[SHORT EXERCISE] Repeat each line of the material exactly.

[Extracts from a graphics dataset]
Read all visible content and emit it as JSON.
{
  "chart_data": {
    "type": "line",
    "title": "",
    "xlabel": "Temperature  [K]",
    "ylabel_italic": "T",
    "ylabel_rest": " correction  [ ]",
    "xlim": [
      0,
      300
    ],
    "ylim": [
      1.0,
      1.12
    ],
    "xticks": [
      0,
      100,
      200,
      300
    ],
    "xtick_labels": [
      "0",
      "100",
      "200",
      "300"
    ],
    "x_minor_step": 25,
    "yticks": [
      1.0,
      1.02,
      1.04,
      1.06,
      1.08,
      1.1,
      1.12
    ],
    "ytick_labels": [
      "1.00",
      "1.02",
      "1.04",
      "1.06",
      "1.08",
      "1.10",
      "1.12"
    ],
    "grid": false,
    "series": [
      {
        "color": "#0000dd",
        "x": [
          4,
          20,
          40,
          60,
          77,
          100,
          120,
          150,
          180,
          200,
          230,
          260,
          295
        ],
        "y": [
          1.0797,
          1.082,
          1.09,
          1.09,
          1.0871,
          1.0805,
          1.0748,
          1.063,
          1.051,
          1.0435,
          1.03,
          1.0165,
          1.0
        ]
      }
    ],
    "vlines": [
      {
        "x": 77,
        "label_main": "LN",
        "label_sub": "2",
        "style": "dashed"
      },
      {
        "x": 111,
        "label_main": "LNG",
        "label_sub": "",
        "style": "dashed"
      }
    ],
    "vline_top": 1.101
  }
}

[EXERCISE ANSWER]
Read all visible content and emit it as JSON.
{
  "chart_data": {
    "type": "line",
    "title": "",
    "xlabel": "Temperature  [K]",
    "ylabel_italic": "T",
    "ylabel_rest": " correction  [ ]",
    "xlim": [
      0,
      300
    ],
    "ylim": [
      1.0,
      1.12
    ],
    "xticks": [
      0,
      100,
      200,
      300
    ],
    "xtick_labels": [
      "0",
      "100",
      "200",
      "300"
    ],
    "x_minor_step": 25,
    "yticks": [
      1.0,
      1.02,
      1.04,
      1.06,
      1.08,
      1.1,
      1.12
    ],
    "ytick_labels": [
      "1.00",
      "1.02",
      "1.04",
      "1.06",
      "1.08",
      "1.10",
      "1.12"
    ],
    "grid": false,
    "series": [
      {
        "color": "#0000dd",
        "x": [
          4,
          20,
          40,
          60,
          77,
          100,
          120,
          150,
          180,
          200,
          230,
          260,
          295
        ],
        "y": [
          1.0797,
          1.082,
          1.09,
          1.09,
          1.0871,
          1.0805,
          1.0748,
          1.063,
          1.051,
          1.0435,
          1.03,
          1.0165,
          1.0
        ]
      }
    ],
    "vlines": [
      {
        "x": 77,
        "label_main": "LN",
        "label_sub": "2",
        "style": "dashed"
      },
      {
        "x": 111,
        "label_main": "LNG",
        "label_sub": "",
        "style": "dashed"
      }
    ],
    "vline_top": 1.101
  }
}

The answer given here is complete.